### ITEMS ###

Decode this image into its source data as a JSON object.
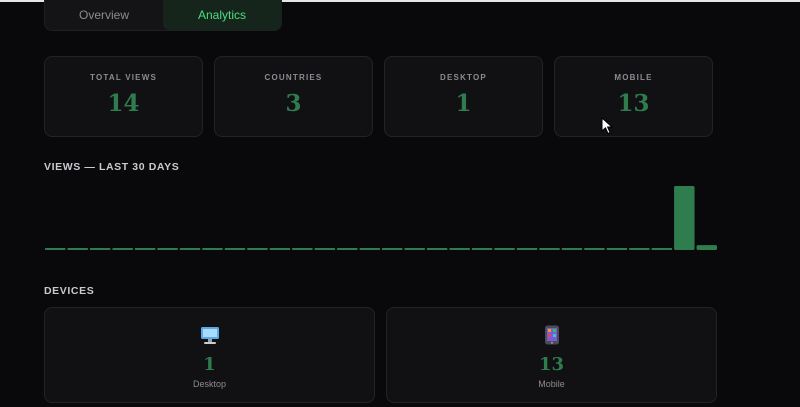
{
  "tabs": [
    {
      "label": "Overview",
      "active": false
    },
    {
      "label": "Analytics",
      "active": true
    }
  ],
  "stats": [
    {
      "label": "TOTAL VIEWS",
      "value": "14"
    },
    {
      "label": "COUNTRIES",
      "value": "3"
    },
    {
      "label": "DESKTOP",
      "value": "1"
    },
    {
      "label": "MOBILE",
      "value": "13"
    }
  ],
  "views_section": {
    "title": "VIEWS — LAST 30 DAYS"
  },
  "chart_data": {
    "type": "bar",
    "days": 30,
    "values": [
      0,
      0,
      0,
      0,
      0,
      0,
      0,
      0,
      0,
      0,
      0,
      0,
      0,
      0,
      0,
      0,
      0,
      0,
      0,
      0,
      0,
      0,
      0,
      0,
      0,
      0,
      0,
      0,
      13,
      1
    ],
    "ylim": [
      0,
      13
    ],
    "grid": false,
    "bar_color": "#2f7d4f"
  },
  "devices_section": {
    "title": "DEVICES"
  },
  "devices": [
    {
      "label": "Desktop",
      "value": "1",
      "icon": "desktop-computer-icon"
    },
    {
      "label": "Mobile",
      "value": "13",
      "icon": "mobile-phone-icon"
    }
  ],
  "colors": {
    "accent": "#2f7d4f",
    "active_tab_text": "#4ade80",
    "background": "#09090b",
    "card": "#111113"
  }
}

###
### ITEMS ###

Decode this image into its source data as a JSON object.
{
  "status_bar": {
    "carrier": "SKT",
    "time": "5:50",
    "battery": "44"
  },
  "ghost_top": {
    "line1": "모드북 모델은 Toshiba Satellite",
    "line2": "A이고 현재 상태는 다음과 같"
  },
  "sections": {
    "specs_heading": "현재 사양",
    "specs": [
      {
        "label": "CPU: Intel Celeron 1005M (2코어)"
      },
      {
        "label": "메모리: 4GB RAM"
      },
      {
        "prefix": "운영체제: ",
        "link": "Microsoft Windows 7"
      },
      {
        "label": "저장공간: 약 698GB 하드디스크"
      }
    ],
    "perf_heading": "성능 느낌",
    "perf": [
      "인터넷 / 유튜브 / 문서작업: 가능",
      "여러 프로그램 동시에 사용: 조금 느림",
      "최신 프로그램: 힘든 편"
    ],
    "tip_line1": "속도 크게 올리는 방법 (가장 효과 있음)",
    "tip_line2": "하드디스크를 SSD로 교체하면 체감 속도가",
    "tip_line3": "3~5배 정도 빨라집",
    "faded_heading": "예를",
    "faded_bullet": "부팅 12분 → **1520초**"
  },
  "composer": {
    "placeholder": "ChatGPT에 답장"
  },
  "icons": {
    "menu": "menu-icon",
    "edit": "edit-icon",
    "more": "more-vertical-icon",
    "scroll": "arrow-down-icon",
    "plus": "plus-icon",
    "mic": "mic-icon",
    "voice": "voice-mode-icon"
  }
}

###

● **AIM**:
Using the listing above, locate the lines that hold "title" and copy each one.

● **SOLUTION TO THIS PROBLEM**:
    "title": "VIEWS — LAST 30 DAYS"
    "title": "DEVICES"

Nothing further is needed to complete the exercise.